The task>
Pull out every line with the word "sérum" from the entries below.

Recorded data
+++

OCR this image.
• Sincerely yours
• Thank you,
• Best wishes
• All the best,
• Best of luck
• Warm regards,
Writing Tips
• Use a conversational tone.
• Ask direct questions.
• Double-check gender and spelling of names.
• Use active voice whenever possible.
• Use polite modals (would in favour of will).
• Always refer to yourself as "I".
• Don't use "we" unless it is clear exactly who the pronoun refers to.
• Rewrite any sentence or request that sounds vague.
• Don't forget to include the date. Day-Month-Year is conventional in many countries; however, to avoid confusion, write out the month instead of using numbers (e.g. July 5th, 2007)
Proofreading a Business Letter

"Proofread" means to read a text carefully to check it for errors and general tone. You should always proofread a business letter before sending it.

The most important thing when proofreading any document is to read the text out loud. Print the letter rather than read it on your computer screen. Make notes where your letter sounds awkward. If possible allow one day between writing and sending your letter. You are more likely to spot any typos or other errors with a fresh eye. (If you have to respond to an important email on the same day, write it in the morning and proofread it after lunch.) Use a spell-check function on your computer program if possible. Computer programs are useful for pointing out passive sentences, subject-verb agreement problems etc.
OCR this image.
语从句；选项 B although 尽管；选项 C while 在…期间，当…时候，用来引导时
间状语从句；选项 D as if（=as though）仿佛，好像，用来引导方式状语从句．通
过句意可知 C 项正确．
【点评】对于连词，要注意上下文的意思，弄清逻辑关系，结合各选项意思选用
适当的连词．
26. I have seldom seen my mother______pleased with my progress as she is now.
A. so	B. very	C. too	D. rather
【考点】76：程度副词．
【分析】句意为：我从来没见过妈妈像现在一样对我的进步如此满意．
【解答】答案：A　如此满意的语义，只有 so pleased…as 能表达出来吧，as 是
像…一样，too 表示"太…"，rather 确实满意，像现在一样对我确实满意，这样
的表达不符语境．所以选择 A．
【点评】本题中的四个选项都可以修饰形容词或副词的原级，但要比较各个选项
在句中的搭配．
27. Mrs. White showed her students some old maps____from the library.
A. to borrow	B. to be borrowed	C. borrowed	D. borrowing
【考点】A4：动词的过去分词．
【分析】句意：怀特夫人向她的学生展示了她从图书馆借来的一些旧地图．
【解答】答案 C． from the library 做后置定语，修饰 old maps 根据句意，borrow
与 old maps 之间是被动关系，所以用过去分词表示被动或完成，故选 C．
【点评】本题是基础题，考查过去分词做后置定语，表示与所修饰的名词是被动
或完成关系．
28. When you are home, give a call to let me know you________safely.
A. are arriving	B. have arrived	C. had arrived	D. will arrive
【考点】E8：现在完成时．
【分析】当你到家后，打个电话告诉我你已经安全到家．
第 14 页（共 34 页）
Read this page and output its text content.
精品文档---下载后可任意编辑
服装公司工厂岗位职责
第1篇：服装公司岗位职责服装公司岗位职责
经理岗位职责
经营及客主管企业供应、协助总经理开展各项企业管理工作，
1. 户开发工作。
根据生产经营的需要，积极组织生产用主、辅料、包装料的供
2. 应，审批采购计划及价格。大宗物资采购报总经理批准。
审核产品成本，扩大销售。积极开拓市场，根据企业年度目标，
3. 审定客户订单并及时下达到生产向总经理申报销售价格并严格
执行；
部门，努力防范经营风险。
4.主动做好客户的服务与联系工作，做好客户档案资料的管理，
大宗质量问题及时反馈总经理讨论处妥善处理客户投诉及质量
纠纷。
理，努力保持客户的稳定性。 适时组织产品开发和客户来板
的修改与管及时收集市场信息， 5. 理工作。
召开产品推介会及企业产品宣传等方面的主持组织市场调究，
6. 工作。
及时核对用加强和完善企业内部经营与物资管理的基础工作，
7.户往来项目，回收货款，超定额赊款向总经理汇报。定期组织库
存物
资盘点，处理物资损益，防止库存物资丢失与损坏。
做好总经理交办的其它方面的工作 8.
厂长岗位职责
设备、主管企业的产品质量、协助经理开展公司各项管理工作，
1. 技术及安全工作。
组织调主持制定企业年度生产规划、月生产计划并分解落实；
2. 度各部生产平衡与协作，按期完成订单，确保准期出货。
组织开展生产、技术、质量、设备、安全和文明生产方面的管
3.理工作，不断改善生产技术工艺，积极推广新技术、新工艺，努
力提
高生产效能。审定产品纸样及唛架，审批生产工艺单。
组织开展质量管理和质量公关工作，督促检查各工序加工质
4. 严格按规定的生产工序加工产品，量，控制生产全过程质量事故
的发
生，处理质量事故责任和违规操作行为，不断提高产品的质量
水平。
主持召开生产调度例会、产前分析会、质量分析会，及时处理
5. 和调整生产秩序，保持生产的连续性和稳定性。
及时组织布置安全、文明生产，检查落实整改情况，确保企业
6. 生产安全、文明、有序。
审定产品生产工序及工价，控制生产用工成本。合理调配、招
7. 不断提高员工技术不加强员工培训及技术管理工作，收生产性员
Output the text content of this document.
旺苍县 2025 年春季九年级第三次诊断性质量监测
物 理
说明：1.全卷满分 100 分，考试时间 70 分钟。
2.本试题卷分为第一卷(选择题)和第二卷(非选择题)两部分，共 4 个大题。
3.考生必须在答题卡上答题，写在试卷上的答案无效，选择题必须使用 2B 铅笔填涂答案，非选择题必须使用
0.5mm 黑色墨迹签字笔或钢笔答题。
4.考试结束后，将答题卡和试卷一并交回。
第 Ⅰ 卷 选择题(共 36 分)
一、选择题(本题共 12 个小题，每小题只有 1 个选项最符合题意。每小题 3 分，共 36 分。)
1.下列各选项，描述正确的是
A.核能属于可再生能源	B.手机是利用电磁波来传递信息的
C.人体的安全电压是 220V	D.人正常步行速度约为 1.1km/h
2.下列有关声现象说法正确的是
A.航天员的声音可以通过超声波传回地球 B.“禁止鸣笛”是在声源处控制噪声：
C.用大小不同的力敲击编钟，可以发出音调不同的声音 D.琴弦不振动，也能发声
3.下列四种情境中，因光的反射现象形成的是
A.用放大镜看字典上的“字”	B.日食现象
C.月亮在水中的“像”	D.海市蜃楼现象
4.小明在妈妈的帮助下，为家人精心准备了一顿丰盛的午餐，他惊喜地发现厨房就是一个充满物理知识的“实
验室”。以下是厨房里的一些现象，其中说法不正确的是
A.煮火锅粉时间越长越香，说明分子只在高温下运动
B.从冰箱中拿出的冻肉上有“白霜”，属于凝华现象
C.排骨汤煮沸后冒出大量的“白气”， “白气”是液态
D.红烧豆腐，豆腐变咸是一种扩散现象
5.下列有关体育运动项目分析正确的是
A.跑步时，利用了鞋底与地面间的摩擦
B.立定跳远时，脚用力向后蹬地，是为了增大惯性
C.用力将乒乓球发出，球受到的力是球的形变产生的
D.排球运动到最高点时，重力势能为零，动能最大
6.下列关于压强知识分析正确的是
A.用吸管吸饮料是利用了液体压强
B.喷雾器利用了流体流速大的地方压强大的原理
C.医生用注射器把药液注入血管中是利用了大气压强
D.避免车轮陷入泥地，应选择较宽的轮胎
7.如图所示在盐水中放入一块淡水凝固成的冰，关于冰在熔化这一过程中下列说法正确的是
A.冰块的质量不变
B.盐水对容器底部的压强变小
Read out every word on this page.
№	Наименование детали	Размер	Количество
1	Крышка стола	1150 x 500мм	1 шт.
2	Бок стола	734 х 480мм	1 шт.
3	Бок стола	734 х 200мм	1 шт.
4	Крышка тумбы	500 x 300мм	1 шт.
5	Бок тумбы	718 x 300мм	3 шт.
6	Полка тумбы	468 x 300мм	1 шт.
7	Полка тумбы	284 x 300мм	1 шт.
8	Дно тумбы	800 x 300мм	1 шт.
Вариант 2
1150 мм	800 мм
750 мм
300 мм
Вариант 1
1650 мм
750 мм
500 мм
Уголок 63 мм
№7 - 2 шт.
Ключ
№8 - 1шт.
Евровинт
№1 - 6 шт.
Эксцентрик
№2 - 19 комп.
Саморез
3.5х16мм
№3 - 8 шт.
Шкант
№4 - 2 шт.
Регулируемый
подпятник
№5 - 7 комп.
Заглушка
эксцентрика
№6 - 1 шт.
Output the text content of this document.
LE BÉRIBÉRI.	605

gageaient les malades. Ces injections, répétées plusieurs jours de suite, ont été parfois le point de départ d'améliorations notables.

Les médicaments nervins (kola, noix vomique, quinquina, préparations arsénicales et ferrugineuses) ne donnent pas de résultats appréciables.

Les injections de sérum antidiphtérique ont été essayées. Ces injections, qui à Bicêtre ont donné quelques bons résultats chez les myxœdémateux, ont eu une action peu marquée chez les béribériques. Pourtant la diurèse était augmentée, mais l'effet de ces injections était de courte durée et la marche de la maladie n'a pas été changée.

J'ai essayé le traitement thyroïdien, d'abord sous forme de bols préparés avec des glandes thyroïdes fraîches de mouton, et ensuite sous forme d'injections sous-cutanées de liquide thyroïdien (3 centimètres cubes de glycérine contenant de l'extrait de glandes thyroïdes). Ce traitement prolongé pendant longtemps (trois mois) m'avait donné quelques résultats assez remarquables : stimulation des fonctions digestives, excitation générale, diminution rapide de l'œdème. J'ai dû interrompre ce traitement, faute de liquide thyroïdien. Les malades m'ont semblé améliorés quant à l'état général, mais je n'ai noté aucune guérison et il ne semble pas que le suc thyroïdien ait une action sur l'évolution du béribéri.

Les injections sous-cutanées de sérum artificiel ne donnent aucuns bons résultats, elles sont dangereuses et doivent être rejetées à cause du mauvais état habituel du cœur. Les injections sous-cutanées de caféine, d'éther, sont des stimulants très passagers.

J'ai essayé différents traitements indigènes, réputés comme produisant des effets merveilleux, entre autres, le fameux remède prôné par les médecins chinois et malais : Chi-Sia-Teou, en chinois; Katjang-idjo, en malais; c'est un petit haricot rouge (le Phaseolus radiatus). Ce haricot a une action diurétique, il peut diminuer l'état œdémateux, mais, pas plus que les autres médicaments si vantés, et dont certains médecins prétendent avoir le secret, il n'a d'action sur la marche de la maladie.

+++

Complete response>
Les injections de sérum antidiphtérique ont été essayées. Ces injections, qui à Bicêtre ont donné quelques bons résultats chez les myxœdémateux, ont eu une action peu marquée chez les béribériques. Pourtant la diurèse était augmentée, mais l'effet de ces injections était de courte durée et la marche de la maladie n'a pas été changée.
Les injections sous-cutanées de sérum artificiel ne donnent aucuns bons résultats, elles sont dangereuses et doivent être rejetées à cause du mauvais état habituel du cœur. Les injections sous-cutanées de caféine, d'éther, sont des stimulants très passagers.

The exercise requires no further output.